▶ **DIRECTIONS FOR THIS TASK**: Seek out every line containing the word "White", and copy each.

▶ **DATA SHOWN**:
+ + + + +
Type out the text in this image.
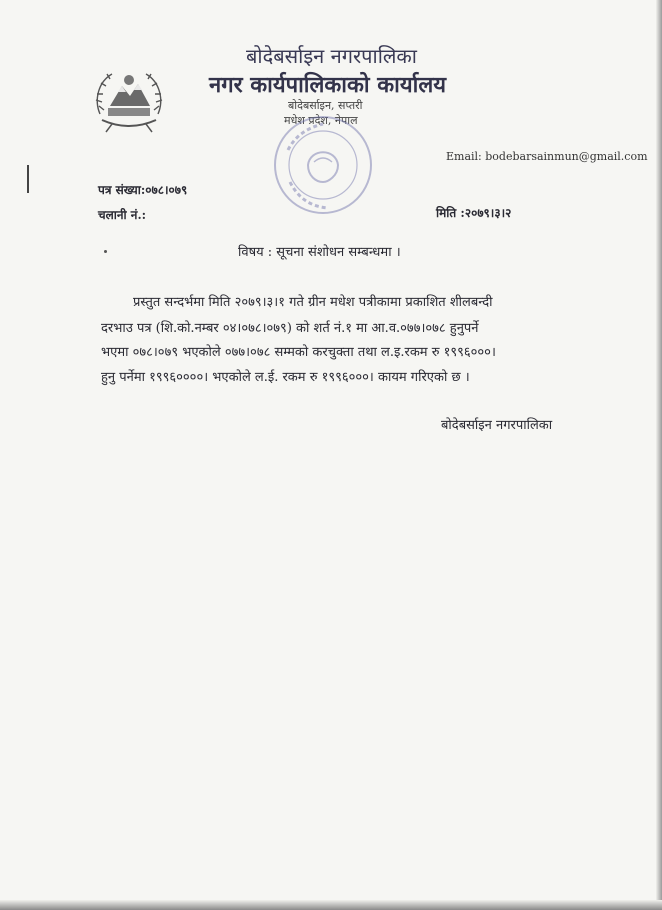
बोदेबर्साइन नगरपालिका
नगर कार्यपालिकाको कार्यालय
बोदेबर्साइन, सप्तरी
मधेश प्रदेश, नेपाल
Email: bodebarsainmun@gmail.com
पत्र संख्या:०७८।०७९
चलानी नं.:	मिति :२०७९।३।२
विषय : सूचना संशोधन सम्बन्धमा ।
प्रस्तुत सन्दर्भमा मिति २०७९।३।१ गते ग्रीन मधेश पत्रीकामा प्रकाशित शीलबन्दी
दरभाउ पत्र (शि.को.नम्बर ०४।०७८।०७९) को शर्त नं.१ मा आ.व.०७७।०७८ हुनुपर्ने
भएमा ०७८।०७९ भएकोले ०७७।०७८ सम्मको करचुक्ता तथा ल.इ.रकम रु १९९६०००।
हुनु पर्नेमा १९९६००००। भएकोले ल.ई. रकम रु १९९६०००। कायम गरिएको छ ।
बोदेबर्साइन नगरपालिका
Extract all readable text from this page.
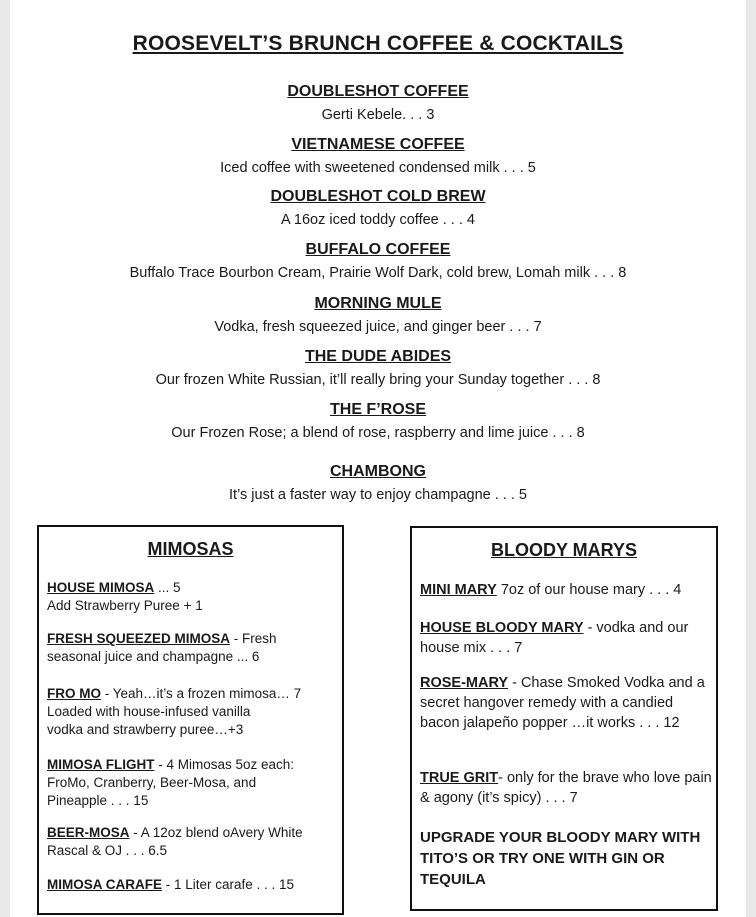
ROOSEVELT’S BRUNCH COFFEE & COCKTAILS
DOUBLESHOT COFFEE
Gerti Kebele. . . 3
VIETNAMESE COFFEE
Iced coffee with sweetened condensed milk . . . 5
DOUBLESHOT COLD BREW
A 16oz iced toddy coffee . . . 4
BUFFALO COFFEE
Buffalo Trace Bourbon Cream, Prairie Wolf Dark, cold brew, Lomah milk . . . 8
MORNING MULE
Vodka, fresh squeezed juice, and ginger beer . . . 7
THE DUDE ABIDES
Our frozen White Russian, it’ll really bring your Sunday together . . . 8
THE F’ROSE
Our Frozen Rose; a blend of rose, raspberry and lime juice . . . 8
CHAMBONG
It’s just a faster way to enjoy champagne . . . 5
MIMOSAS
HOUSE MIMOSA ... 5
Add Strawberry Puree + 1
FRESH SQUEEZED MIMOSA - Fresh
seasonal juice and champagne ... 6
FRO MO - Yeah…it’s a frozen mimosa… 7
Loaded with house-infused vanilla vodka and strawberry puree…+3
MIMOSA FLIGHT - 4 Mimosas 5oz each:
FroMo, Cranberry, Beer-Mosa, and Pineapple . . . 15
BEER-MOSA - A 12oz blend oAvery White
Rascal & OJ . . . 6.5
MIMOSA CARAFE - 1 Liter carafe . . . 15
BLOODY MARYS
MINI MARY 7oz of our house mary . . . 4
HOUSE BLOODY MARY - vodka and our house mix . . . 7
ROSE-MARY - Chase Smoked Vodka and a secret hangover remedy with a candied bacon jalapeño popper …it works . . . 12
TRUE GRIT- only for the brave who love pain & agony (it’s spicy) . . . 7
UPGRADE YOUR BLOODY MARY WITH TITO’S OR TRY ONE WITH GIN OR TEQUILA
+ + + + +
▶ **FULL SOLUTION**:
Our frozen White Russian, it’ll really bring your Sunday together . . . 8
BEER-MOSA - A 12oz blend oAvery White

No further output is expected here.